EXERCISE:
Quote all of the data that follows exactly as written, skipping the images.

RECORDS FOR PROCESSING:

--------------------------------------------------

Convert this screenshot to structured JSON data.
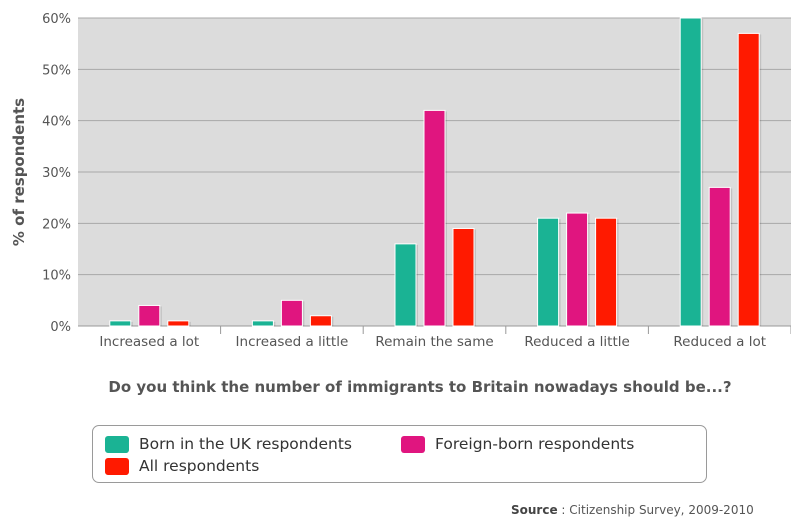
{
  "chart_data": {
    "type": "bar",
    "categories": [
      "Increased a lot",
      "Increased a little",
      "Remain the same",
      "Reduced a little",
      "Reduced a lot"
    ],
    "series": [
      {
        "name": "Born in the UK respondents",
        "color": "#1ab394",
        "values": [
          1,
          1,
          16,
          21,
          60
        ]
      },
      {
        "name": "Foreign-born respondents",
        "color": "#e0157f",
        "values": [
          4,
          5,
          42,
          22,
          27
        ]
      },
      {
        "name": "All respondents",
        "color": "#ff1a00",
        "values": [
          1,
          2,
          19,
          21,
          57
        ]
      }
    ],
    "xlabel": "Do you think the number of immigrants to Britain nowadays should be...?",
    "ylabel": "% of respondents",
    "ylim": [
      0,
      60
    ],
    "yticks": [
      "0%",
      "10%",
      "20%",
      "30%",
      "40%",
      "50%",
      "60%"
    ],
    "grid": true,
    "plot_background": "#dcdcdc",
    "legend_position": "bottom"
  },
  "source": {
    "label": "Source",
    "separator": " : ",
    "text": "Citizenship Survey, 2009-2010"
  }
}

--------------------------------------------------

ANSWER TO THE EXERCISE:
Convert this screenshot to structured JSON data.
{
  "chart_data": {
    "type": "bar",
    "categories": [
      "Increased a lot",
      "Increased a little",
      "Remain the same",
      "Reduced a little",
      "Reduced a lot"
    ],
    "series": [
      {
        "name": "Born in the UK respondents",
        "color": "#1ab394",
        "values": [
          1,
          1,
          16,
          21,
          60
        ]
      },
      {
        "name": "Foreign-born respondents",
        "color": "#e0157f",
        "values": [
          4,
          5,
          42,
          22,
          27
        ]
      },
      {
        "name": "All respondents",
        "color": "#ff1a00",
        "values": [
          1,
          2,
          19,
          21,
          57
        ]
      }
    ],
    "xlabel": "Do you think the number of immigrants to Britain nowadays should be...?",
    "ylabel": "% of respondents",
    "ylim": [
      0,
      60
    ],
    "yticks": [
      "0%",
      "10%",
      "20%",
      "30%",
      "40%",
      "50%",
      "60%"
    ],
    "grid": true,
    "plot_background": "#dcdcdc",
    "legend_position": "bottom"
  },
  "source": {
    "label": "Source",
    "separator": " : ",
    "text": "Citizenship Survey, 2009-2010"
  }
}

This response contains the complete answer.